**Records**
────────────────────

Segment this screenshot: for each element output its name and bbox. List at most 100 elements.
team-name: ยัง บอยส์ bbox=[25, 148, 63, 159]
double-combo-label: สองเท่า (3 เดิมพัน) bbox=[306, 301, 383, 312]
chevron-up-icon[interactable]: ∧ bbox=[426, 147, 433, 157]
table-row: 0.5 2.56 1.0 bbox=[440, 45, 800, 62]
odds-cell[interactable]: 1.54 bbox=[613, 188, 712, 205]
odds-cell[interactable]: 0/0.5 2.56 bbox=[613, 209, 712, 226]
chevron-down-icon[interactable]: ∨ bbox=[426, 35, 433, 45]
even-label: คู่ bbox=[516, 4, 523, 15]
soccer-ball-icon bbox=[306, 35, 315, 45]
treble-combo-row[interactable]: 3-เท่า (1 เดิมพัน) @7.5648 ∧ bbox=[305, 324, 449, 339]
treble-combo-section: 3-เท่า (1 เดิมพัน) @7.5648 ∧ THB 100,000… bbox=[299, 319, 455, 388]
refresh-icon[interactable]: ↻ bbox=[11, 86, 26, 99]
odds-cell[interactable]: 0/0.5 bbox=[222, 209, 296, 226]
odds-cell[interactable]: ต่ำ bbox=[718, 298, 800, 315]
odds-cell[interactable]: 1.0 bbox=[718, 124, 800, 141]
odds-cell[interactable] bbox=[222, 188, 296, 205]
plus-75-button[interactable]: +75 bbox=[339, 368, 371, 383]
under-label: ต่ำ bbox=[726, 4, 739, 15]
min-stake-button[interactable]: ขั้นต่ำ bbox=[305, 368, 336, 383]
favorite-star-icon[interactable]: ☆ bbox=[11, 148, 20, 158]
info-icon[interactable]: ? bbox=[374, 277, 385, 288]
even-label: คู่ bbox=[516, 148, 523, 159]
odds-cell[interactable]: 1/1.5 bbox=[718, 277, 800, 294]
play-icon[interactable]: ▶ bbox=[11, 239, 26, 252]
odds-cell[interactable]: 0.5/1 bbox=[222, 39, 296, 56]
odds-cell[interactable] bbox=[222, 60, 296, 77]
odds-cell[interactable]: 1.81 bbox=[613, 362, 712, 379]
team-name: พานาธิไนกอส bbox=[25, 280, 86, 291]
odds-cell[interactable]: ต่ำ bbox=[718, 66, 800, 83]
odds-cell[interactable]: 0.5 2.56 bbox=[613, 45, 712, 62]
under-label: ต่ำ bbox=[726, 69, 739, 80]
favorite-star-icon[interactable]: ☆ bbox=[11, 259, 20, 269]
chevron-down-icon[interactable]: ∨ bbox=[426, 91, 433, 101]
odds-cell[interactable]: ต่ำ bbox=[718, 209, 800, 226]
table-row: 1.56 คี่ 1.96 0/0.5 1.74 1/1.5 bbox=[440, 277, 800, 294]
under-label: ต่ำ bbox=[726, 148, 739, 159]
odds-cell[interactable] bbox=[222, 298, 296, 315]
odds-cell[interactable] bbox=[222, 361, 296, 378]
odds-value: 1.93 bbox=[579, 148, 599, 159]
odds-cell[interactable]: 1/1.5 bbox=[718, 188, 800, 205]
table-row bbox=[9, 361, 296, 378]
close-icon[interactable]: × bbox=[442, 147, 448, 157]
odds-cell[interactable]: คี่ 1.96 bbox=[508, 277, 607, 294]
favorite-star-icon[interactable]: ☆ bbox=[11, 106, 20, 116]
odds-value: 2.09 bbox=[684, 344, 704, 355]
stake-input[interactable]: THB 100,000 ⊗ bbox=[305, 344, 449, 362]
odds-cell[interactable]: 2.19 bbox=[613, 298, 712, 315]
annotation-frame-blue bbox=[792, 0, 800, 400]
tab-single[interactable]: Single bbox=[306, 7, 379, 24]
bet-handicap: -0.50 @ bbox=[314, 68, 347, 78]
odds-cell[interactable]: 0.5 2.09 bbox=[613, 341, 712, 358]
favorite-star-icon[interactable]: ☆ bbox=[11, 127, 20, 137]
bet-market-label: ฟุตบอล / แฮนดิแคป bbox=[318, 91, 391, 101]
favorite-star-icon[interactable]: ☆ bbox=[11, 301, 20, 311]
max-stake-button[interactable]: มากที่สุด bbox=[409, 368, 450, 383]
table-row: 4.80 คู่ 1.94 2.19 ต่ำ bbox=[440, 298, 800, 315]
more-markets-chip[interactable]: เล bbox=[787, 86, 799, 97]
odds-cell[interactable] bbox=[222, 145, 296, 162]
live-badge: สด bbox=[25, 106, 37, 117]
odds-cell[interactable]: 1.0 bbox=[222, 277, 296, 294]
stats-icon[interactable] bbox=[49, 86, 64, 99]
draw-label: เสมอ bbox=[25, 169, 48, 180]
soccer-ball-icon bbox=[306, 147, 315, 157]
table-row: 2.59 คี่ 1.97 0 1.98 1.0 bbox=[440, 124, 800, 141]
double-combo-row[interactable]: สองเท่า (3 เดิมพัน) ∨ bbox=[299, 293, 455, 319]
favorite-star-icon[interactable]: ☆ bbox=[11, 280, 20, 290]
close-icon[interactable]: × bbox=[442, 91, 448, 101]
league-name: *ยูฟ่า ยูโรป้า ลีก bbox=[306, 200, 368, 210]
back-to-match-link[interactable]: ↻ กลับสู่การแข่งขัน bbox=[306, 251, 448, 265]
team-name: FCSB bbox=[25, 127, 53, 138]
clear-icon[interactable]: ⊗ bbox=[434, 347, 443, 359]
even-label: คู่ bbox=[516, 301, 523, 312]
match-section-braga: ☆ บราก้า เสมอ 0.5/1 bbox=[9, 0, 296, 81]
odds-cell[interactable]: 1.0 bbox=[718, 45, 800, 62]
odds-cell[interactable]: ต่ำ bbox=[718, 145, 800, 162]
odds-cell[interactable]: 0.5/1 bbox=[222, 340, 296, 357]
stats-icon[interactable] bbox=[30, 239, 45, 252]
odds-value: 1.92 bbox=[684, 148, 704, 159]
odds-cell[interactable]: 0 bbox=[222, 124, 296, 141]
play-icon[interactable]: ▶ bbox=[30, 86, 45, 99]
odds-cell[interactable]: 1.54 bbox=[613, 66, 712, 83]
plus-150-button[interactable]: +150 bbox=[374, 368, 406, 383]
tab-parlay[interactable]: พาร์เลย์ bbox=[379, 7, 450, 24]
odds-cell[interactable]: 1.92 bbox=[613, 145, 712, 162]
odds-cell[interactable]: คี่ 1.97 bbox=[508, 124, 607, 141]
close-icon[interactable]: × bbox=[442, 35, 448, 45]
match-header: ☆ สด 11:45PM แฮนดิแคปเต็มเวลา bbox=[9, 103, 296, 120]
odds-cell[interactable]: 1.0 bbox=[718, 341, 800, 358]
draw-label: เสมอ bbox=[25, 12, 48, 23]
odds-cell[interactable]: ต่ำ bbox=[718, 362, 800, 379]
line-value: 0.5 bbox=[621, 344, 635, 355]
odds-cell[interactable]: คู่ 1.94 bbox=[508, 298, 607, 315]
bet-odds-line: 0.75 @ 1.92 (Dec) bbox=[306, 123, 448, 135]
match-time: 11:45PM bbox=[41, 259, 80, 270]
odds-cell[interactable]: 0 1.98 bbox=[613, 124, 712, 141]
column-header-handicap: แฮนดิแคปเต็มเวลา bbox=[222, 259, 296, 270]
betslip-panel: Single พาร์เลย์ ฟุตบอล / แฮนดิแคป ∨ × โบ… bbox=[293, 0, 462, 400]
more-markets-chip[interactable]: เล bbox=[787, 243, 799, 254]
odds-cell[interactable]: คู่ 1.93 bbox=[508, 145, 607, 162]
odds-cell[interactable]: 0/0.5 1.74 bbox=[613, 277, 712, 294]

────────────────────

**Exercise**
Can you return every line above, unchanged and in the same order?

**Reply to the exercise**
Segment this screenshot: for each element output its name and bbox. List at most 100 elements.
team-name: ยัง บอยส์ bbox=[25, 148, 63, 159]
double-combo-label: สองเท่า (3 เดิมพัน) bbox=[306, 301, 383, 312]
chevron-up-icon[interactable]: ∧ bbox=[426, 147, 433, 157]
table-row: 0.5 2.56 1.0 bbox=[440, 45, 800, 62]
odds-cell[interactable]: 1.54 bbox=[613, 188, 712, 205]
odds-cell[interactable]: 0/0.5 2.56 bbox=[613, 209, 712, 226]
chevron-down-icon[interactable]: ∨ bbox=[426, 35, 433, 45]
even-label: คู่ bbox=[516, 4, 523, 15]
soccer-ball-icon bbox=[306, 35, 315, 45]
treble-combo-row[interactable]: 3-เท่า (1 เดิมพัน) @7.5648 ∧ bbox=[305, 324, 449, 339]
treble-combo-section: 3-เท่า (1 เดิมพัน) @7.5648 ∧ THB 100,000… bbox=[299, 319, 455, 388]
refresh-icon[interactable]: ↻ bbox=[11, 86, 26, 99]
odds-cell[interactable]: 0/0.5 bbox=[222, 209, 296, 226]
odds-cell[interactable]: ต่ำ bbox=[718, 298, 800, 315]
odds-cell[interactable]: 1.0 bbox=[718, 124, 800, 141]
odds-cell[interactable] bbox=[222, 188, 296, 205]
plus-75-button[interactable]: +75 bbox=[339, 368, 371, 383]
under-label: ต่ำ bbox=[726, 4, 739, 15]
min-stake-button[interactable]: ขั้นต่ำ bbox=[305, 368, 336, 383]
favorite-star-icon[interactable]: ☆ bbox=[11, 148, 20, 158]
info-icon[interactable]: ? bbox=[374, 277, 385, 288]
even-label: คู่ bbox=[516, 148, 523, 159]
odds-cell[interactable]: 1/1.5 bbox=[718, 277, 800, 294]
play-icon[interactable]: ▶ bbox=[11, 239, 26, 252]
odds-cell[interactable]: 0.5/1 bbox=[222, 39, 296, 56]
odds-cell[interactable] bbox=[222, 60, 296, 77]
odds-cell[interactable]: 1.81 bbox=[613, 362, 712, 379]
team-name: พานาธิไนกอส bbox=[25, 280, 86, 291]
odds-cell[interactable]: ต่ำ bbox=[718, 66, 800, 83]
odds-cell[interactable]: 0.5 2.56 bbox=[613, 45, 712, 62]
under-label: ต่ำ bbox=[726, 69, 739, 80]
favorite-star-icon[interactable]: ☆ bbox=[11, 259, 20, 269]
chevron-down-icon[interactable]: ∨ bbox=[426, 91, 433, 101]
odds-cell[interactable]: ต่ำ bbox=[718, 209, 800, 226]
table-row: 1.56 คี่ 1.96 0/0.5 1.74 1/1.5 bbox=[440, 277, 800, 294]
under-label: ต่ำ bbox=[726, 148, 739, 159]
odds-cell[interactable] bbox=[222, 298, 296, 315]
odds-cell[interactable] bbox=[222, 361, 296, 378]
odds-value: 1.93 bbox=[579, 148, 599, 159]
odds-cell[interactable]: 1/1.5 bbox=[718, 188, 800, 205]
table-row bbox=[9, 361, 296, 378]
close-icon[interactable]: × bbox=[442, 147, 448, 157]
odds-cell[interactable]: คี่ 1.96 bbox=[508, 277, 607, 294]
favorite-star-icon[interactable]: ☆ bbox=[11, 106, 20, 116]
odds-value: 2.09 bbox=[684, 344, 704, 355]
stake-input[interactable]: THB 100,000 ⊗ bbox=[305, 344, 449, 362]
odds-cell[interactable]: 2.19 bbox=[613, 298, 712, 315]
annotation-frame-blue bbox=[792, 0, 800, 400]
tab-single[interactable]: Single bbox=[306, 7, 379, 24]
bet-handicap: -0.50 @ bbox=[314, 68, 347, 78]
odds-cell[interactable]: 0.5 2.09 bbox=[613, 341, 712, 358]
favorite-star-icon[interactable]: ☆ bbox=[11, 127, 20, 137]
bet-market-label: ฟุตบอล / แฮนดิแคป bbox=[318, 91, 391, 101]
favorite-star-icon[interactable]: ☆ bbox=[11, 301, 20, 311]
max-stake-button[interactable]: มากที่สุด bbox=[409, 368, 450, 383]
table-row: 4.80 คู่ 1.94 2.19 ต่ำ bbox=[440, 298, 800, 315]
more-markets-chip[interactable]: เล bbox=[787, 86, 799, 97]
odds-cell[interactable] bbox=[222, 145, 296, 162]
live-badge: สด bbox=[25, 106, 37, 117]
odds-cell[interactable]: 1.0 bbox=[222, 277, 296, 294]
stats-icon[interactable] bbox=[49, 86, 64, 99]
draw-label: เสมอ bbox=[25, 169, 48, 180]
soccer-ball-icon bbox=[306, 147, 315, 157]
table-row: 2.59 คี่ 1.97 0 1.98 1.0 bbox=[440, 124, 800, 141]
double-combo-row[interactable]: สองเท่า (3 เดิมพัน) ∨ bbox=[299, 293, 455, 319]
favorite-star-icon[interactable]: ☆ bbox=[11, 280, 20, 290]
close-icon[interactable]: × bbox=[442, 91, 448, 101]
league-name: *ยูฟ่า ยูโรป้า ลีก bbox=[306, 200, 368, 210]
back-to-match-link[interactable]: ↻ กลับสู่การแข่งขัน bbox=[306, 251, 448, 265]
team-name: FCSB bbox=[25, 127, 53, 138]
clear-icon[interactable]: ⊗ bbox=[434, 347, 443, 359]
even-label: คู่ bbox=[516, 301, 523, 312]
match-section-braga: ☆ บราก้า เสมอ 0.5/1 bbox=[9, 0, 296, 81]
odds-cell[interactable]: 1.0 bbox=[718, 45, 800, 62]
odds-cell[interactable]: ต่ำ bbox=[718, 145, 800, 162]
odds-cell[interactable]: 0.5/1 bbox=[222, 340, 296, 357]
stats-icon[interactable] bbox=[30, 239, 45, 252]
odds-value: 1.92 bbox=[684, 148, 704, 159]
odds-cell[interactable]: 0 bbox=[222, 124, 296, 141]
play-icon[interactable]: ▶ bbox=[30, 86, 45, 99]
odds-cell[interactable]: 1.54 bbox=[613, 66, 712, 83]
plus-150-button[interactable]: +150 bbox=[374, 368, 406, 383]
tab-parlay[interactable]: พาร์เลย์ bbox=[379, 7, 450, 24]
odds-cell[interactable]: 1.92 bbox=[613, 145, 712, 162]
odds-cell[interactable]: คี่ 1.97 bbox=[508, 124, 607, 141]
close-icon[interactable]: × bbox=[442, 35, 448, 45]
match-header: ☆ สด 11:45PM แฮนดิแคปเต็มเวลา bbox=[9, 103, 296, 120]
odds-cell[interactable]: 1.0 bbox=[718, 341, 800, 358]
draw-label: เสมอ bbox=[25, 12, 48, 23]
odds-cell[interactable]: ต่ำ bbox=[718, 362, 800, 379]
line-value: 0.5 bbox=[621, 344, 635, 355]
odds-cell[interactable]: คู่ 1.94 bbox=[508, 298, 607, 315]
bet-odds-line: 0.75 @ 1.92 (Dec) bbox=[306, 123, 448, 135]
match-time: 11:45PM bbox=[41, 259, 80, 270]
odds-cell[interactable]: 0 1.98 bbox=[613, 124, 712, 141]
column-header-handicap: แฮนดิแคปเต็มเวลา bbox=[222, 259, 296, 270]
betslip-panel: Single พาร์เลย์ ฟุตบอล / แฮนดิแคป ∨ × โบ… bbox=[293, 0, 462, 400]
more-markets-chip[interactable]: เล bbox=[787, 243, 799, 254]
odds-cell[interactable]: คู่ 1.93 bbox=[508, 145, 607, 162]
odds-cell[interactable]: 0/0.5 1.74 bbox=[613, 277, 712, 294]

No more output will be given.